_Work to complete_:
Every record is to be returned as written, with no omissions.

[[ Given information open ]]

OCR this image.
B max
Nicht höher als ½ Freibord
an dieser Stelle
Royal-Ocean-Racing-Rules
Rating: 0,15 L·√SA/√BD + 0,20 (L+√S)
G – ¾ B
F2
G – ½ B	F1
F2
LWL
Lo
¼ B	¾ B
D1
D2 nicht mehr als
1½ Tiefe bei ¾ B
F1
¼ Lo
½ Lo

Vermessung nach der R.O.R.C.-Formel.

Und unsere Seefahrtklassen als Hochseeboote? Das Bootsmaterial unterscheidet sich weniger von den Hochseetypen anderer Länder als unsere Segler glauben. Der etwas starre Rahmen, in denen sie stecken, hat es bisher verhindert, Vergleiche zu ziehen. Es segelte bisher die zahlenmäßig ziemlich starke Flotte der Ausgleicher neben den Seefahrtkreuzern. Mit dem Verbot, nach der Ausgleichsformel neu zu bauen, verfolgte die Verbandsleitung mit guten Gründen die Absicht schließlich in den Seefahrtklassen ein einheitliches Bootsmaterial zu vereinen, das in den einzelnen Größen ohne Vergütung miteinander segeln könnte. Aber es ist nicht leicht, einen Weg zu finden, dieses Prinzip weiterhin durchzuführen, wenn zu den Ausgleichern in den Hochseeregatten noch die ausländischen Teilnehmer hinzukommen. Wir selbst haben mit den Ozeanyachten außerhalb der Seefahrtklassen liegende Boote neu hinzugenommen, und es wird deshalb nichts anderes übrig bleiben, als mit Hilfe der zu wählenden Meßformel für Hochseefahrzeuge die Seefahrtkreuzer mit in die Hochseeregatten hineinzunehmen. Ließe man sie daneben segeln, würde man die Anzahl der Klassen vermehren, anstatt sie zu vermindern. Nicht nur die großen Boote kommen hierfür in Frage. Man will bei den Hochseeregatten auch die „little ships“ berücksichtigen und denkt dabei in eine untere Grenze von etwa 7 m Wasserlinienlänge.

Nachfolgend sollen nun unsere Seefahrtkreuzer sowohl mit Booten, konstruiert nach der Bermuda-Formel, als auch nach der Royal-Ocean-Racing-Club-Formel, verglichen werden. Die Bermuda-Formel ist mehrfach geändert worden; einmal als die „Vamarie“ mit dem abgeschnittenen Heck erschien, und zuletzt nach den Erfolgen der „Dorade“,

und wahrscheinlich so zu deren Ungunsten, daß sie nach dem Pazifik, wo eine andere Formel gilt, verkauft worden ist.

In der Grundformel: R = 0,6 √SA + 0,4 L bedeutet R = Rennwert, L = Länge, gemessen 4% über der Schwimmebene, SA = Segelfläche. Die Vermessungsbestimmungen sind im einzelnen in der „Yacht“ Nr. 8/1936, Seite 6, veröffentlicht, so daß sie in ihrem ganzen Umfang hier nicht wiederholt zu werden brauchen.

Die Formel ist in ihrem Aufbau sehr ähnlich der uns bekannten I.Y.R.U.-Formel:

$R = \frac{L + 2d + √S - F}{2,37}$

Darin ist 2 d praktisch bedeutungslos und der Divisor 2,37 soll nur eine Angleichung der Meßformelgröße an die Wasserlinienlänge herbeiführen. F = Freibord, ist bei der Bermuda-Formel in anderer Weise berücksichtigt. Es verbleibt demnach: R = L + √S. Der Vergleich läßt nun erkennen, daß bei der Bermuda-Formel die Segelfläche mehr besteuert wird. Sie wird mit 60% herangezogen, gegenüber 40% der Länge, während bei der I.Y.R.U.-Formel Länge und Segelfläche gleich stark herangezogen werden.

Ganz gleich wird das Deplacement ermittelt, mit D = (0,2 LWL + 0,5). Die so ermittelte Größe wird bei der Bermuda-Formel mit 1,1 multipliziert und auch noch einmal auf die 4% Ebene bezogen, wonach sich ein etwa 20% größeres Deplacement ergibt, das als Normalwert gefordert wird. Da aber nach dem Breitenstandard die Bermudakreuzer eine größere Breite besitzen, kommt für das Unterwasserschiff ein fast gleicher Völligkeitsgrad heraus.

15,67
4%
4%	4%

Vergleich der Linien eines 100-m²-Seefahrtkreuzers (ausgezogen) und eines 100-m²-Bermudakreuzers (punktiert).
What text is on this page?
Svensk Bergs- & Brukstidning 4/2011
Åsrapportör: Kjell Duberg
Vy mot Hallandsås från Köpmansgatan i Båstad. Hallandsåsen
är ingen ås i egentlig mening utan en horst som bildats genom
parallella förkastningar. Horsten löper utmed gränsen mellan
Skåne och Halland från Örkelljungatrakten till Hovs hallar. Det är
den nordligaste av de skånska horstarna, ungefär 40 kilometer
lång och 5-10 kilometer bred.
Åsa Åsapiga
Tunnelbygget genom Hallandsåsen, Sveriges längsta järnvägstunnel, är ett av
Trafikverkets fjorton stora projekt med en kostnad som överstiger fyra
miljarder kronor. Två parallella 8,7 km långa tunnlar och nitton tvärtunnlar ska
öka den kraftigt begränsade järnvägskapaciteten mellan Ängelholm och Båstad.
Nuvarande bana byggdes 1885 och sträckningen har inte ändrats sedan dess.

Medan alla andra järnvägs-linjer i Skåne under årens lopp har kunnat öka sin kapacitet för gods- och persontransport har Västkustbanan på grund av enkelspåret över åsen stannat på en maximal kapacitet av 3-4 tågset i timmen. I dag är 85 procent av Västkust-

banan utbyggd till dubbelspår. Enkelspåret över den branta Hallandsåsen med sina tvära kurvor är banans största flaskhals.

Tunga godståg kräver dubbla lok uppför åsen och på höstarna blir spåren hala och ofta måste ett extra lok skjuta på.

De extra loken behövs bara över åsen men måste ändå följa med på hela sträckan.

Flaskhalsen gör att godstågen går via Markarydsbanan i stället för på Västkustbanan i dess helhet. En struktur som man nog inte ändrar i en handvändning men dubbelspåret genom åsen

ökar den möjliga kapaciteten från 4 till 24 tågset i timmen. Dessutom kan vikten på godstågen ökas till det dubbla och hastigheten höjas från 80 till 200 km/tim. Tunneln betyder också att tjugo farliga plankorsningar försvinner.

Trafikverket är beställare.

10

[[ Given information closed ]]

_Written answer_:
OCR this image.
B max
Nicht höher als ½ Freibord
an dieser Stelle
Royal-Ocean-Racing-Rules
Rating: 0,15 L·√SA/√BD + 0,20 (L+√S)
G – ¾ B
F2
G – ½ B	F1
F2
LWL
Lo
¼ B	¾ B
D1
D2 nicht mehr als
1½ Tiefe bei ¾ B
F1
¼ Lo
½ Lo

Vermessung nach der R.O.R.C.-Formel.

Und unsere Seefahrtklassen als Hochseeboote? Das Bootsmaterial unterscheidet sich weniger von den Hochseetypen anderer Länder als unsere Segler glauben. Der etwas starre Rahmen, in denen sie stecken, hat es bisher verhindert, Vergleiche zu ziehen. Es segelte bisher die zahlenmäßig ziemlich starke Flotte der Ausgleicher neben den Seefahrtkreuzern. Mit dem Verbot, nach der Ausgleichsformel neu zu bauen, verfolgte die Verbandsleitung mit guten Gründen die Absicht schließlich in den Seefahrtklassen ein einheitliches Bootsmaterial zu vereinen, das in den einzelnen Größen ohne Vergütung miteinander segeln könnte. Aber es ist nicht leicht, einen Weg zu finden, dieses Prinzip weiterhin durchzuführen, wenn zu den Ausgleichern in den Hochseeregatten noch die ausländischen Teilnehmer hinzukommen. Wir selbst haben mit den Ozeanyachten außerhalb der Seefahrtklassen liegende Boote neu hinzugenommen, und es wird deshalb nichts anderes übrig bleiben, als mit Hilfe der zu wählenden Meßformel für Hochseefahrzeuge die Seefahrtkreuzer mit in die Hochseeregatten hineinzunehmen. Ließe man sie daneben segeln, würde man die Anzahl der Klassen vermehren, anstatt sie zu vermindern. Nicht nur die großen Boote kommen hierfür in Frage. Man will bei den Hochseeregatten auch die „little ships“ berücksichtigen und denkt dabei in eine untere Grenze von etwa 7 m Wasserlinienlänge.

Nachfolgend sollen nun unsere Seefahrtkreuzer sowohl mit Booten, konstruiert nach der Bermuda-Formel, als auch nach der Royal-Ocean-Racing-Club-Formel, verglichen werden. Die Bermuda-Formel ist mehrfach geändert worden; einmal als die „Vamarie“ mit dem abgeschnittenen Heck erschien, und zuletzt nach den Erfolgen der „Dorade“,

und wahrscheinlich so zu deren Ungunsten, daß sie nach dem Pazifik, wo eine andere Formel gilt, verkauft worden ist.

In der Grundformel: R = 0,6 √SA + 0,4 L bedeutet R = Rennwert, L = Länge, gemessen 4% über der Schwimmebene, SA = Segelfläche. Die Vermessungsbestimmungen sind im einzelnen in der „Yacht“ Nr. 8/1936, Seite 6, veröffentlicht, so daß sie in ihrem ganzen Umfang hier nicht wiederholt zu werden brauchen.

Die Formel ist in ihrem Aufbau sehr ähnlich der uns bekannten I.Y.R.U.-Formel:

$R = \frac{L + 2d + √S - F}{2,37}$

Darin ist 2 d praktisch bedeutungslos und der Divisor 2,37 soll nur eine Angleichung der Meßformelgröße an die Wasserlinienlänge herbeiführen. F = Freibord, ist bei der Bermuda-Formel in anderer Weise berücksichtigt. Es verbleibt demnach: R = L + √S. Der Vergleich läßt nun erkennen, daß bei der Bermuda-Formel die Segelfläche mehr besteuert wird. Sie wird mit 60% herangezogen, gegenüber 40% der Länge, während bei der I.Y.R.U.-Formel Länge und Segelfläche gleich stark herangezogen werden.

Ganz gleich wird das Deplacement ermittelt, mit D = (0,2 LWL + 0,5). Die so ermittelte Größe wird bei der Bermuda-Formel mit 1,1 multipliziert und auch noch einmal auf die 4% Ebene bezogen, wonach sich ein etwa 20% größeres Deplacement ergibt, das als Normalwert gefordert wird. Da aber nach dem Breitenstandard die Bermudakreuzer eine größere Breite besitzen, kommt für das Unterwasserschiff ein fast gleicher Völligkeitsgrad heraus.

15,67
4%
4%	4%

Vergleich der Linien eines 100-m²-Seefahrtkreuzers (ausgezogen) und eines 100-m²-Bermudakreuzers (punktiert).
What text is on this page?
Svensk Bergs- & Brukstidning 4/2011
Åsrapportör: Kjell Duberg
Vy mot Hallandsås från Köpmansgatan i Båstad. Hallandsåsen
är ingen ås i egentlig mening utan en horst som bildats genom
parallella förkastningar. Horsten löper utmed gränsen mellan
Skåne och Halland från Örkelljungatrakten till Hovs hallar. Det är
den nordligaste av de skånska horstarna, ungefär 40 kilometer
lång och 5-10 kilometer bred.
Åsa Åsapiga
Tunnelbygget genom Hallandsåsen, Sveriges längsta järnvägstunnel, är ett av
Trafikverkets fjorton stora projekt med en kostnad som överstiger fyra
miljarder kronor. Två parallella 8,7 km långa tunnlar och nitton tvärtunnlar ska
öka den kraftigt begränsade järnvägskapaciteten mellan Ängelholm och Båstad.
Nuvarande bana byggdes 1885 och sträckningen har inte ändrats sedan dess.

Medan alla andra järnvägs-linjer i Skåne under årens lopp har kunnat öka sin kapacitet för gods- och persontransport har Västkustbanan på grund av enkelspåret över åsen stannat på en maximal kapacitet av 3-4 tågset i timmen. I dag är 85 procent av Västkust-

banan utbyggd till dubbelspår. Enkelspåret över den branta Hallandsåsen med sina tvära kurvor är banans största flaskhals.

Tunga godståg kräver dubbla lok uppför åsen och på höstarna blir spåren hala och ofta måste ett extra lok skjuta på.

De extra loken behövs bara över åsen men måste ändå följa med på hela sträckan.

Flaskhalsen gör att godstågen går via Markarydsbanan i stället för på Västkustbanan i dess helhet. En struktur som man nog inte ändrar i en handvändning men dubbelspåret genom åsen

ökar den möjliga kapaciteten från 4 till 24 tågset i timmen. Dessutom kan vikten på godstågen ökas till det dubbla och hastigheten höjas från 80 till 200 km/tim. Tunneln betyder också att tjugo farliga plankorsningar försvinner.

Trafikverket är beställare.

10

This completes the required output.